+++ Raw data

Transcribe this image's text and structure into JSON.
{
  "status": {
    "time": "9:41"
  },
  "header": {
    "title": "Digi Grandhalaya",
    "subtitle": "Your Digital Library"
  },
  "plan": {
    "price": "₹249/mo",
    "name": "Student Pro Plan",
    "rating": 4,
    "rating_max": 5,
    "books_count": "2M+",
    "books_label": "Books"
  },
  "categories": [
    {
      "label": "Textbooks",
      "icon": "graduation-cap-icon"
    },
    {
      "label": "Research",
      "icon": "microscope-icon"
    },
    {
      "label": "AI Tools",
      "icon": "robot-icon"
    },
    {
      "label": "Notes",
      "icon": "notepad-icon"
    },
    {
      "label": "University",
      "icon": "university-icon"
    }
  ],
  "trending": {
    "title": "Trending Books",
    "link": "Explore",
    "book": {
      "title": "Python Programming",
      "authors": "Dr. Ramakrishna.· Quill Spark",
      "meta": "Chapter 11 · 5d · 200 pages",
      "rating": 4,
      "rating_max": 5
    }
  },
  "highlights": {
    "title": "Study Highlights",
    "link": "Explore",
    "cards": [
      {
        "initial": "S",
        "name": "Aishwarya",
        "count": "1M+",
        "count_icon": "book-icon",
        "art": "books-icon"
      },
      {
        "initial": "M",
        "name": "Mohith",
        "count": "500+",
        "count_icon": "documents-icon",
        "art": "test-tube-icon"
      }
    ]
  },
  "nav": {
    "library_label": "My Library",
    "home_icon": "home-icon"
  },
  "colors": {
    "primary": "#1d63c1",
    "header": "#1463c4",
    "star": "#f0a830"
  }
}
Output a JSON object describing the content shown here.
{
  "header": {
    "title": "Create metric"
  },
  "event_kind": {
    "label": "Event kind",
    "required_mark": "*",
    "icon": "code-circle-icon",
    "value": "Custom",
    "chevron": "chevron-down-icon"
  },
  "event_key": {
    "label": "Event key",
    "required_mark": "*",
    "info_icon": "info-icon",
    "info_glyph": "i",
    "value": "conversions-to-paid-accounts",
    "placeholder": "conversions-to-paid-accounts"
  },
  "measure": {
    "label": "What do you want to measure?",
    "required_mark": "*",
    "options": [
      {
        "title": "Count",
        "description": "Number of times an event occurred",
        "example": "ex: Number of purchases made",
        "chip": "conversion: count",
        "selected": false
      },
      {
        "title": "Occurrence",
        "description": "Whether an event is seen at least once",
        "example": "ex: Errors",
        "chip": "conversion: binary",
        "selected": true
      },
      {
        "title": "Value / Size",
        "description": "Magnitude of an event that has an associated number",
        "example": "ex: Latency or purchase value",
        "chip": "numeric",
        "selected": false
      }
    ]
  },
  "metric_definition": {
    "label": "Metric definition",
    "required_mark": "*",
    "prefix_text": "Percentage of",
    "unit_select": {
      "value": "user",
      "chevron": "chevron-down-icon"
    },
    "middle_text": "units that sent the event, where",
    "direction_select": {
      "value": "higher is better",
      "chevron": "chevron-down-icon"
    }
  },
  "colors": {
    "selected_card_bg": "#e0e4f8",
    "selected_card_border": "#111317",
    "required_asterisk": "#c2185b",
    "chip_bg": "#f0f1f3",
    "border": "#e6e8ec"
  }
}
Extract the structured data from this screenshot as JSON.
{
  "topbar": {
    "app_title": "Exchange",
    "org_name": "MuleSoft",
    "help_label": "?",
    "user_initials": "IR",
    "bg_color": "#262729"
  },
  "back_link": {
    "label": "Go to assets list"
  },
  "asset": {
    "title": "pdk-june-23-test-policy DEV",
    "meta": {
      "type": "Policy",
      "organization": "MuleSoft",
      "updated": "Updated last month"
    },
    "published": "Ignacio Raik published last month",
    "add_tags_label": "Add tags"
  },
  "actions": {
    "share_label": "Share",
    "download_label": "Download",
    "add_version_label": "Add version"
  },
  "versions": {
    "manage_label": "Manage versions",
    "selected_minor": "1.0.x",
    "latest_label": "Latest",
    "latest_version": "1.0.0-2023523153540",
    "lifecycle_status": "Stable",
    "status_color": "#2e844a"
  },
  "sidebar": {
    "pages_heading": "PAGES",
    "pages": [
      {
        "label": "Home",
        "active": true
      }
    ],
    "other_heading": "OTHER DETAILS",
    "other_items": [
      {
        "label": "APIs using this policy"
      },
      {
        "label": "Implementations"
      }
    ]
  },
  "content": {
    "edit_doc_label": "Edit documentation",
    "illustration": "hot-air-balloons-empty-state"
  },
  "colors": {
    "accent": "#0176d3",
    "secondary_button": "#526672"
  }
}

++++++

● Aim of the task:
Repeat the material from above exactly, word for word.

● Exercise response:
Transcribe this image's text and structure into JSON.
{
  "status": {
    "time": "9:41"
  },
  "header": {
    "title": "Digi Grandhalaya",
    "subtitle": "Your Digital Library"
  },
  "plan": {
    "price": "₹249/mo",
    "name": "Student Pro Plan",
    "rating": 4,
    "rating_max": 5,
    "books_count": "2M+",
    "books_label": "Books"
  },
  "categories": [
    {
      "label": "Textbooks",
      "icon": "graduation-cap-icon"
    },
    {
      "label": "Research",
      "icon": "microscope-icon"
    },
    {
      "label": "AI Tools",
      "icon": "robot-icon"
    },
    {
      "label": "Notes",
      "icon": "notepad-icon"
    },
    {
      "label": "University",
      "icon": "university-icon"
    }
  ],
  "trending": {
    "title": "Trending Books",
    "link": "Explore",
    "book": {
      "title": "Python Programming",
      "authors": "Dr. Ramakrishna.· Quill Spark",
      "meta": "Chapter 11 · 5d · 200 pages",
      "rating": 4,
      "rating_max": 5
    }
  },
  "highlights": {
    "title": "Study Highlights",
    "link": "Explore",
    "cards": [
      {
        "initial": "S",
        "name": "Aishwarya",
        "count": "1M+",
        "count_icon": "book-icon",
        "art": "books-icon"
      },
      {
        "initial": "M",
        "name": "Mohith",
        "count": "500+",
        "count_icon": "documents-icon",
        "art": "test-tube-icon"
      }
    ]
  },
  "nav": {
    "library_label": "My Library",
    "home_icon": "home-icon"
  },
  "colors": {
    "primary": "#1d63c1",
    "header": "#1463c4",
    "star": "#f0a830"
  }
}
Output a JSON object describing the content shown here.
{
  "header": {
    "title": "Create metric"
  },
  "event_kind": {
    "label": "Event kind",
    "required_mark": "*",
    "icon": "code-circle-icon",
    "value": "Custom",
    "chevron": "chevron-down-icon"
  },
  "event_key": {
    "label": "Event key",
    "required_mark": "*",
    "info_icon": "info-icon",
    "info_glyph": "i",
    "value": "conversions-to-paid-accounts",
    "placeholder": "conversions-to-paid-accounts"
  },
  "measure": {
    "label": "What do you want to measure?",
    "required_mark": "*",
    "options": [
      {
        "title": "Count",
        "description": "Number of times an event occurred",
        "example": "ex: Number of purchases made",
        "chip": "conversion: count",
        "selected": false
      },
      {
        "title": "Occurrence",
        "description": "Whether an event is seen at least once",
        "example": "ex: Errors",
        "chip": "conversion: binary",
        "selected": true
      },
      {
        "title": "Value / Size",
        "description": "Magnitude of an event that has an associated number",
        "example": "ex: Latency or purchase value",
        "chip": "numeric",
        "selected": false
      }
    ]
  },
  "metric_definition": {
    "label": "Metric definition",
    "required_mark": "*",
    "prefix_text": "Percentage of",
    "unit_select": {
      "value": "user",
      "chevron": "chevron-down-icon"
    },
    "middle_text": "units that sent the event, where",
    "direction_select": {
      "value": "higher is better",
      "chevron": "chevron-down-icon"
    }
  },
  "colors": {
    "selected_card_bg": "#e0e4f8",
    "selected_card_border": "#111317",
    "required_asterisk": "#c2185b",
    "chip_bg": "#f0f1f3",
    "border": "#e6e8ec"
  }
}
Extract the structured data from this screenshot as JSON.
{
  "topbar": {
    "app_title": "Exchange",
    "org_name": "MuleSoft",
    "help_label": "?",
    "user_initials": "IR",
    "bg_color": "#262729"
  },
  "back_link": {
    "label": "Go to assets list"
  },
  "asset": {
    "title": "pdk-june-23-test-policy DEV",
    "meta": {
      "type": "Policy",
      "organization": "MuleSoft",
      "updated": "Updated last month"
    },
    "published": "Ignacio Raik published last month",
    "add_tags_label": "Add tags"
  },
  "actions": {
    "share_label": "Share",
    "download_label": "Download",
    "add_version_label": "Add version"
  },
  "versions": {
    "manage_label": "Manage versions",
    "selected_minor": "1.0.x",
    "latest_label": "Latest",
    "latest_version": "1.0.0-2023523153540",
    "lifecycle_status": "Stable",
    "status_color": "#2e844a"
  },
  "sidebar": {
    "pages_heading": "PAGES",
    "pages": [
      {
        "label": "Home",
        "active": true
      }
    ],
    "other_heading": "OTHER DETAILS",
    "other_items": [
      {
        "label": "APIs using this policy"
      },
      {
        "label": "Implementations"
      }
    ]
  },
  "content": {
    "edit_doc_label": "Edit documentation",
    "illustration": "hot-air-balloons-empty-state"
  },
  "colors": {
    "accent": "#0176d3",
    "secondary_button": "#526672"
  }
}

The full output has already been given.